* _TO DO_: Find each line holding the word "الله" and give the number of such lines, nothing else.

* _RECORDS FOR THE EXERCISE_:
— start —
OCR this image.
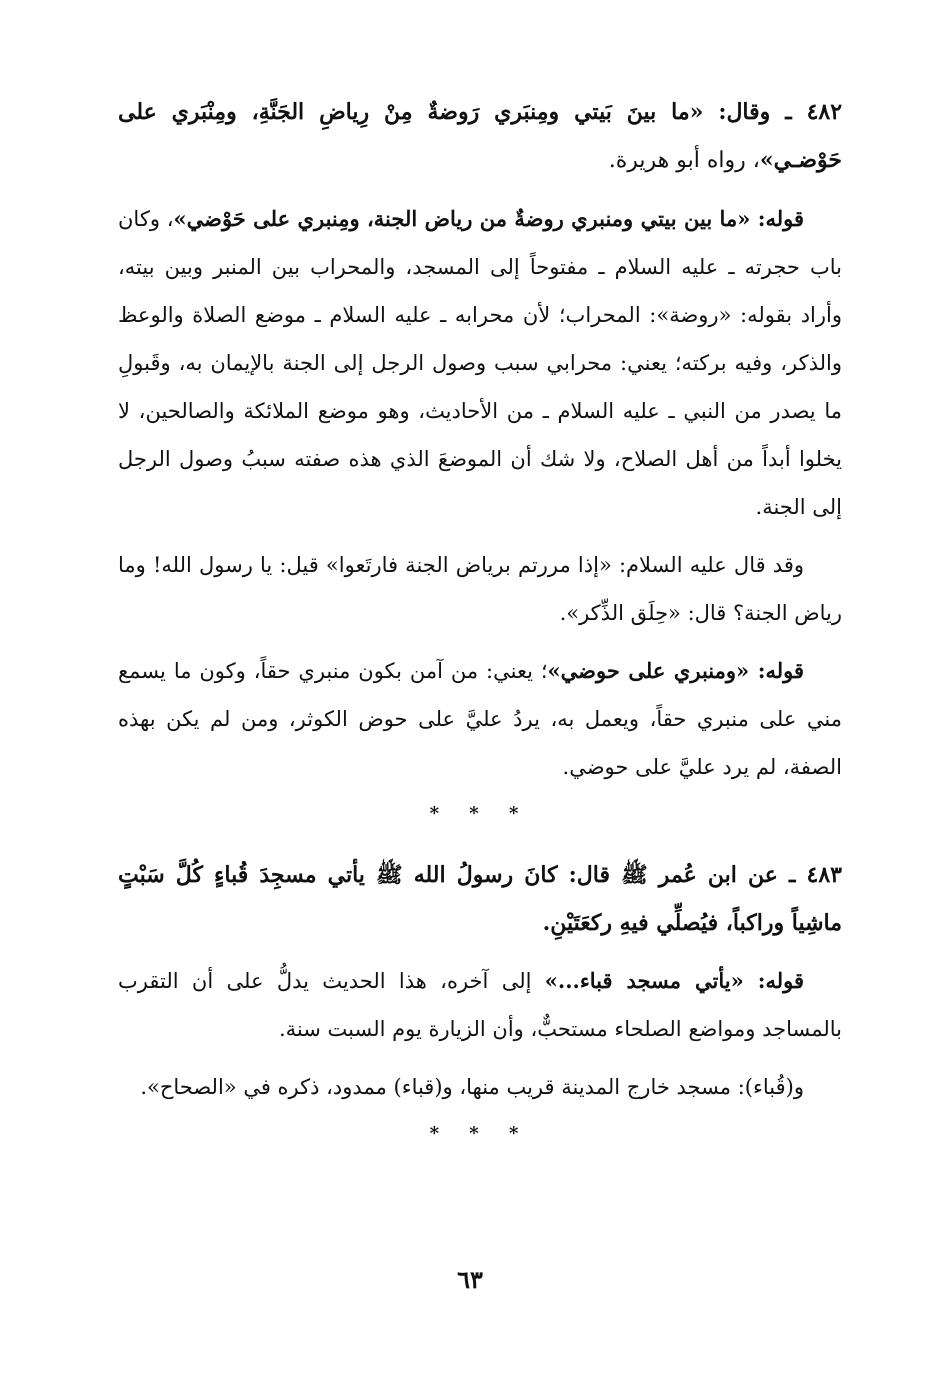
٤٨٢ ـ وقال: «ما بينَ بَيتي ومِنبَري رَوضةٌ مِنْ رِياضِ الجَنَّةِ، ومِنْبَري على حَوْضـي»، رواه أبو هريرة.

قوله: «ما بين بيتي ومنبري روضةٌ من رياض الجنة، ومِنبري على حَوْضي»، وكان باب حجرته ـ عليه السلام ـ مفتوحاً إلى المسجد، والمحراب بين المنبر وبين بيته، وأراد بقوله: «روضة»: المحراب؛ لأن محرابه ـ عليه السلام ـ موضع الصلاة والوعظ والذكر، وفيه بركته؛ يعني: محرابي سبب وصول الرجل إلى الجنة بالإيمان به، وقَبولِ ما يصدر من النبي ـ عليه السلام ـ من الأحاديث، وهو موضع الملائكة والصالحين، لا يخلوا أبداً من أهل الصلاح، ولا شك أن الموضعَ الذي هذه صفته سببُ وصول الرجل إلى الجنة.

وقد قال عليه السلام: «إذا مررتم برياض الجنة فارتَعوا» قيل: يا رسول الله! وما رياض الجنة؟ قال: «حِلَق الذِّكر».

قوله: «ومنبري على حوضي»؛ يعني: من آمن بكون منبري حقاً، وكون ما يسمع مني على منبري حقاً، ويعمل به، يردُ عليَّ على حوض الكوثر، ومن لم يكن بهذه الصفة، لم يرد عليَّ على حوضي.

* * *

٤٨٣ ـ عن ابن عُمر ﷺ قال: كانَ رسولُ الله ﷺ يأتي مسجِدَ قُباءٍ كُلَّ سَبْتٍ ماشِياً وراكباً، فيُصلِّي فيهِ ركعَتَيْنِ.

قوله: «يأتي مسجد قباء...» إلى آخره، هذا الحديث يدلُّ على أن التقرب بالمساجد ومواضع الصلحاء مستحبٌّ، وأن الزيارة يوم السبت سنة.

و(قُباء): مسجد خارج المدينة قريب منها، و(قباء) ممدود، ذكره في «الصحاح».

* * *
٦٣
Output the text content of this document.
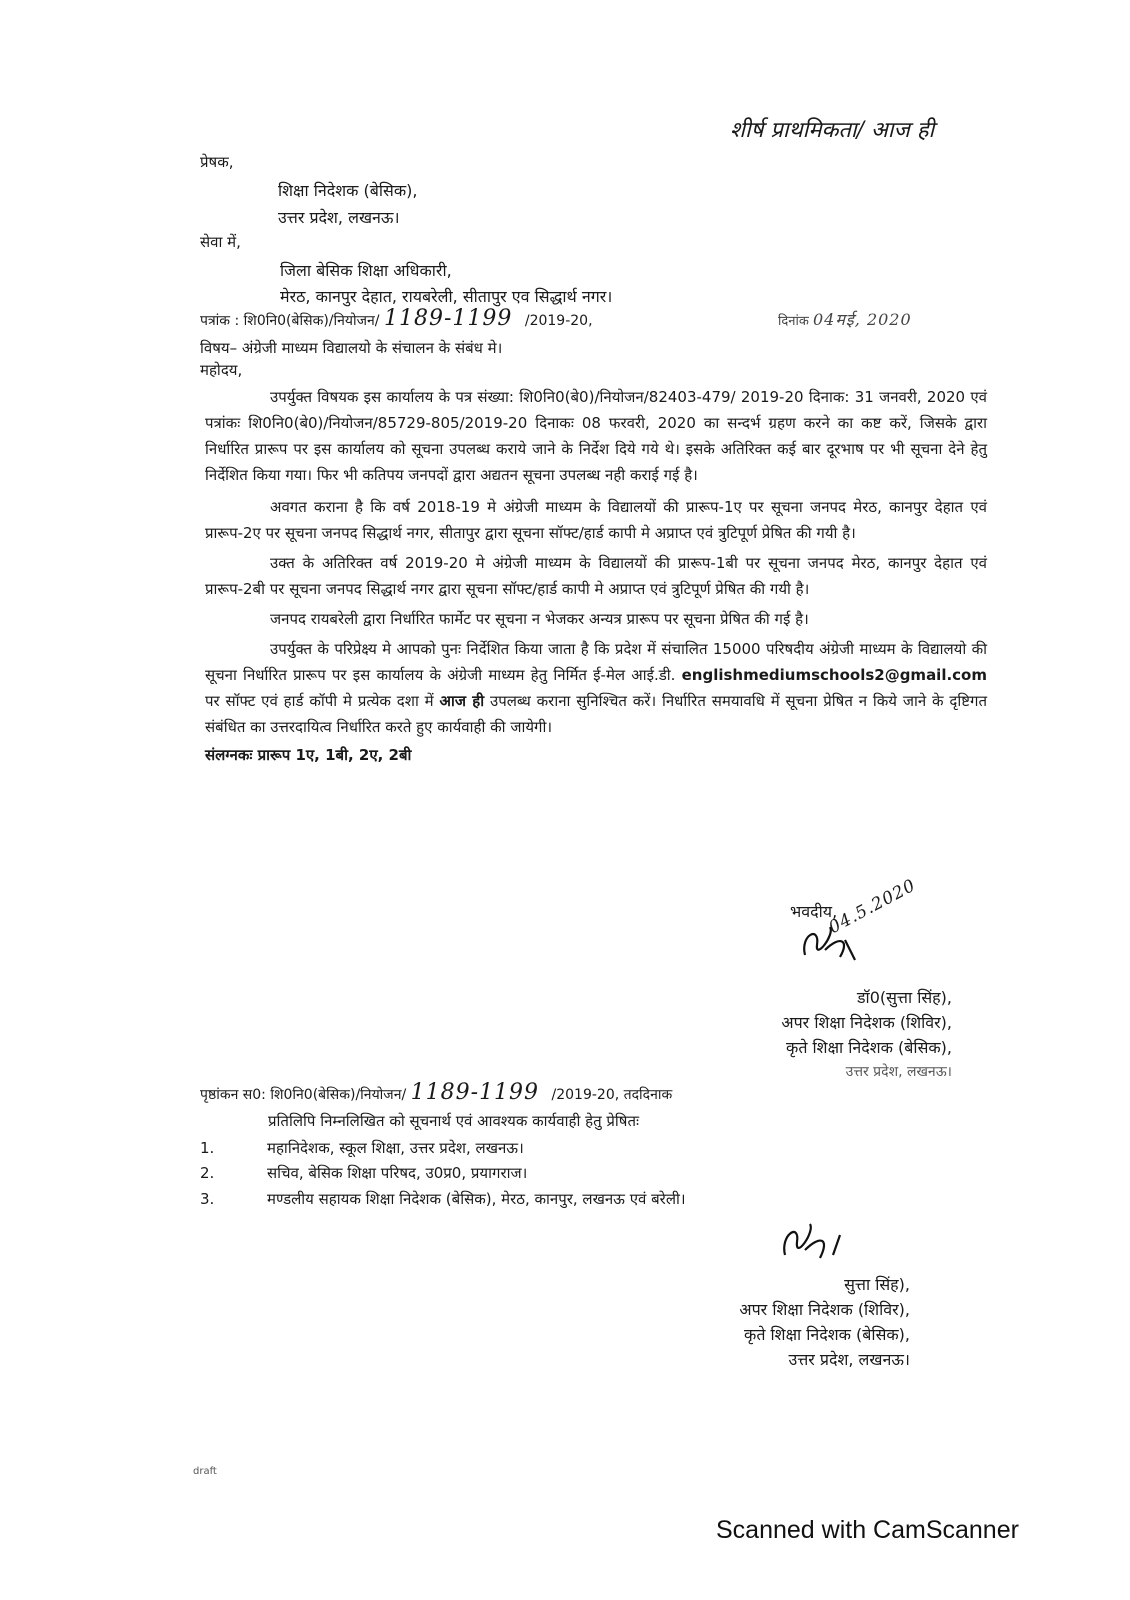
शीर्ष प्राथमिकता/ आज ही
प्रेषक,
शिक्षा निदेशक (बेसिक),
उत्तर प्रदेश, लखनऊ।
सेवा में,
जिला बेसिक शिक्षा अधिकारी,
मेरठ, कानपुर देहात, रायबरेली, सीतापुर एव सिद्धार्थ नगर।
पत्रांक : शि0नि0(बेसिक)/नियोजन/ 1189-1199 /2019-20,	दिनांक 04मई, 2020
विषय– अंग्रेजी माध्यम विद्यालयो के संचालन के संबंध मे।
महोदय,

उपर्युक्त विषयक इस कार्यालय के पत्र संख्या: शि0नि0(बे0)/नियोजन/82403-479/ 2019-20 दिनाक: 31 जनवरी, 2020 एवं पत्रांकः शि0नि0(बे0)/नियोजन/85729-805/2019-20 दिनाकः 08 फरवरी, 2020 का सन्दर्भ ग्रहण करने का कष्ट करें, जिसके द्वारा निर्धारित प्रारूप पर इस कार्यालय को सूचना उपलब्ध कराये जाने के निर्देश दिये गये थे। इसके अतिरिक्त कई बार दूरभाष पर भी सूचना देने हेतु निर्देशित किया गया। फिर भी कतिपय जनपदों द्वारा अद्यतन सूचना उपलब्ध नही कराई गई है।

अवगत कराना है कि वर्ष 2018-19 मे अंग्रेजी माध्यम के विद्यालयों की प्रारूप-1ए पर सूचना जनपद मेरठ, कानपुर देहात एवं प्रारूप-2ए पर सूचना जनपद सिद्धार्थ नगर, सीतापुर द्वारा सूचना सॉफ्ट/हार्ड कापी मे अप्राप्त एवं त्रुटिपूर्ण प्रेषित की गयी है।

उक्त के अतिरिक्त वर्ष 2019-20 मे अंग्रेजी माध्यम के विद्यालयों की प्रारूप-1बी पर सूचना जनपद मेरठ, कानपुर देहात एवं प्रारूप-2बी पर सूचना जनपद सिद्धार्थ नगर द्वारा सूचना सॉफ्ट/हार्ड कापी मे अप्राप्त एवं त्रुटिपूर्ण प्रेषित की गयी है।

जनपद रायबरेली द्वारा निर्धारित फार्मेट पर सूचना न भेजकर अन्यत्र प्रारूप पर सूचना प्रेषित की गई है।

उपर्युक्त के परिप्रेक्ष्य मे आपको पुनः निर्देशित किया जाता है कि प्रदेश में संचालित 15000 परिषदीय अंग्रेजी माध्यम के विद्यालयो की सूचना निर्धारित प्रारूप पर इस कार्यालय के अंग्रेजी माध्यम हेतु निर्मित ई-मेल आई.डी. englishmediumschools2@gmail.com पर सॉफ्ट एवं हार्ड कॉपी मे प्रत्येक दशा में आज ही उपलब्ध कराना सुनिश्चित करें। निर्धारित समयावधि में सूचना प्रेषित न किये जाने के दृष्टिगत संबंधित का उत्तरदायित्व निर्धारित करते हुए कार्यवाही की जायेगी।

संलग्नकः प्रारूप 1ए, 1बी, 2ए, 2बी

भवदीय,
04.5.2020
डॉ0(सुत्ता सिंह),
अपर शिक्षा निदेशक (शिविर),
कृते शिक्षा निदेशक (बेसिक),
उत्तर प्रदेश, लखनऊ।
पृष्ठांकन स0: शि0नि0(बेसिक)/नियोजन/ 1189-1199 /2019-20, तददिनाक
प्रतिलिपि निम्नलिखित को सूचनार्थ एवं आवश्यक कार्यवाही हेतु प्रेषितः
1.	महानिदेशक, स्कूल शिक्षा, उत्तर प्रदेश, लखनऊ।
2.	सचिव, बेसिक शिक्षा परिषद, उ0प्र0, प्रयागराज।
3.	मण्डलीय सहायक शिक्षा निदेशक (बेसिक), मेरठ, कानपुर, लखनऊ एवं बरेली।
सुत्ता सिंह),
अपर शिक्षा निदेशक (शिविर),
कृते शिक्षा निदेशक (बेसिक),
उत्तर प्रदेश, लखनऊ।
draft
Scanned with CamScanner
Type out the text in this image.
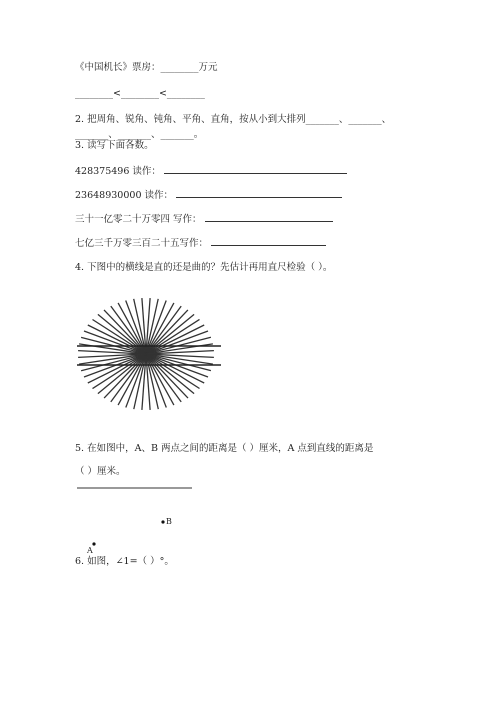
《中国机长》票房：________万元
________<________<________
2. 把周角、锐角、钝角、平角、直角，按从小到大排列_______、_______、
_______、_______、_______。
3. 读写下面各数。
428375496 读作：
23648930000 读作：
三十一亿零二十万零四 写作：
七亿三千万零三百二十五写作：
4. 下图中的横线是直的还是曲的？先估计再用直尺检验（ ）。
5. 在如图中，A、B 两点之间的距离是（ ）厘米，A 点到直线的距离是
（ ）厘米。
B
A
6. 如图，∠1=（ ）°。
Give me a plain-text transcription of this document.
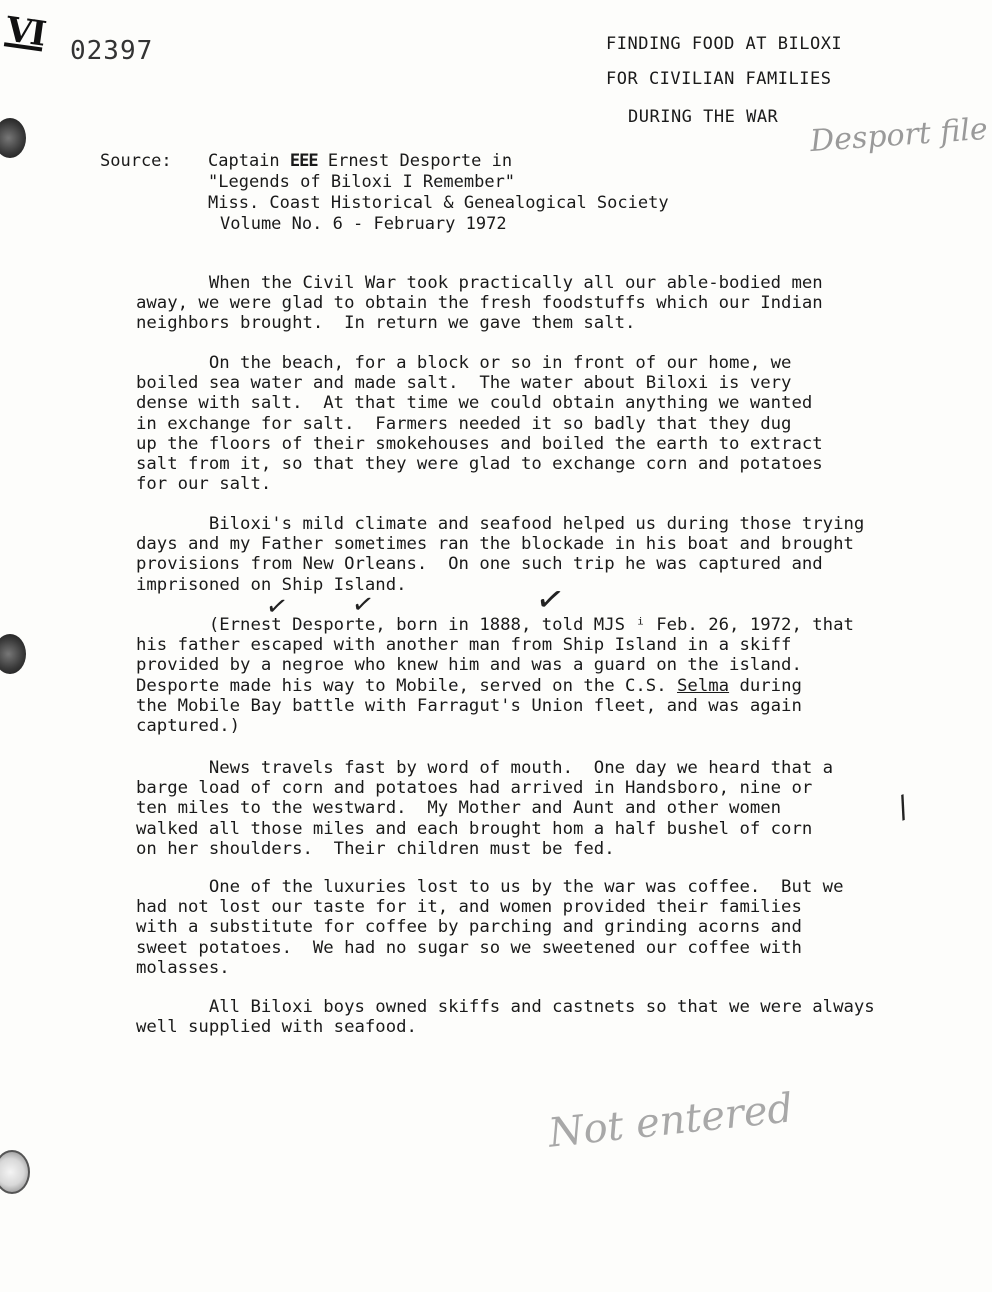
VI 02397	FINDING FOOD AT BILOXI
FOR CIVILIAN FAMILIES
DURING THE WAR Desport file
Source: Captain EEE Ernest Desporte in
"Legends of Biloxi I Remember"
Miss. Coast Historical & Genealogical Society
Volume No. 6 - February 1972
When the Civil War took practically all our able-bodied men
away, we were glad to obtain the fresh foodstuffs which our Indian
neighbors brought.  In return we gave them salt.
On the beach, for a block or so in front of our home, we
boiled sea water and made salt.  The water about Biloxi is very
dense with salt.  At that time we could obtain anything we wanted
in exchange for salt.  Farmers needed it so badly that they dug
up the floors of their smokehouses and boiled the earth to extract
salt from it, so that they were glad to exchange corn and potatoes
for our salt.
Biloxi's mild climate and seafood helped us during those trying
days and my Father sometimes ran the blockade in his boat and brought
provisions from New Orleans.  On one such trip he was captured and
imprisoned on Ship Island.
✓ ✓	✓
(Ernest Desporte, born in 1888, told MJS ⁱ Feb. 26, 1972, that
his father escaped with another man from Ship Island in a skiff
provided by a negroe who knew him and was a guard on the island.
Desporte made his way to Mobile, served on the C.S. Selma during
the Mobile Bay battle with Farragut's Union fleet, and was again
captured.)
/
News travels fast by word of mouth.  One day we heard that a
barge load of corn and potatoes had arrived in Handsboro, nine or
ten miles to the westward.  My Mother and Aunt and other women
walked all those miles and each brought hom a half bushel of corn
on her shoulders.  Their children must be fed.
One of the luxuries lost to us by the war was coffee.  But we
had not lost our taste for it, and women provided their families
with a substitute for coffee by parching and grinding acorns and
sweet potatoes.  We had no sugar so we sweetened our coffee with
molasses.
All Biloxi boys owned skiffs and castnets so that we were always
well supplied with seafood.
Not entered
— end —
* _COMPLETED EXERCISE_: 2